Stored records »
○ ○ ○ ○ ○

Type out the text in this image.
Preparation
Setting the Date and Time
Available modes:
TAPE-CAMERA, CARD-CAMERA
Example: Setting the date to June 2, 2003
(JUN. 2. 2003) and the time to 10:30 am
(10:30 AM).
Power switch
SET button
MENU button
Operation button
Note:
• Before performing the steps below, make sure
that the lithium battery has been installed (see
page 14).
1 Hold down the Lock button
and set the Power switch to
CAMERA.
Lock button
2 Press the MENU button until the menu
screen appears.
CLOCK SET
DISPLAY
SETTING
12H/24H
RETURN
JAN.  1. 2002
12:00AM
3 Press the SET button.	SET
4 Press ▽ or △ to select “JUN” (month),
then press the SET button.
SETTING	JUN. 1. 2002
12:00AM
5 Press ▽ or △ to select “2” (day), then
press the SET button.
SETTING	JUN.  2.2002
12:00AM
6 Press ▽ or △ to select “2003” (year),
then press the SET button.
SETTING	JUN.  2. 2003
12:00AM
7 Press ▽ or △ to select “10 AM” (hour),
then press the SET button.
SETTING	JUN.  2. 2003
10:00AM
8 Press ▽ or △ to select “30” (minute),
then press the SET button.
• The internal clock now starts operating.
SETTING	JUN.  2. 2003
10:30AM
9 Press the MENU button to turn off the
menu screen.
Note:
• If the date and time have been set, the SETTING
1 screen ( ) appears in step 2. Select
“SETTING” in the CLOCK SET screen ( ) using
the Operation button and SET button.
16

○ ○ ○ ○ ○

GIVEN EXERCISE »
The entries above must be returned exactly.

FINAL RESULT »
Type out the text in this image.
Preparation
Setting the Date and Time
Available modes:
TAPE-CAMERA, CARD-CAMERA
Example: Setting the date to June 2, 2003
(JUN. 2. 2003) and the time to 10:30 am
(10:30 AM).
Power switch
SET button
MENU button
Operation button
Note:
• Before performing the steps below, make sure
that the lithium battery has been installed (see
page 14).
1 Hold down the Lock button
and set the Power switch to
CAMERA.
Lock button
2 Press the MENU button until the menu
screen appears.
CLOCK SET
DISPLAY
SETTING
12H/24H
RETURN
JAN.  1. 2002
12:00AM
3 Press the SET button.	SET
4 Press ▽ or △ to select “JUN” (month),
then press the SET button.
SETTING	JUN. 1. 2002
12:00AM
5 Press ▽ or △ to select “2” (day), then
press the SET button.
SETTING	JUN.  2.2002
12:00AM
6 Press ▽ or △ to select “2003” (year),
then press the SET button.
SETTING	JUN.  2. 2003
12:00AM
7 Press ▽ or △ to select “10 AM” (hour),
then press the SET button.
SETTING	JUN.  2. 2003
10:00AM
8 Press ▽ or △ to select “30” (minute),
then press the SET button.
• The internal clock now starts operating.
SETTING	JUN.  2. 2003
10:30AM
9 Press the MENU button to turn off the
menu screen.
Note:
• If the date and time have been set, the SETTING
1 screen ( ) appears in step 2. Select
“SETTING” in the CLOCK SET screen ( ) using
the Operation button and SET button.
16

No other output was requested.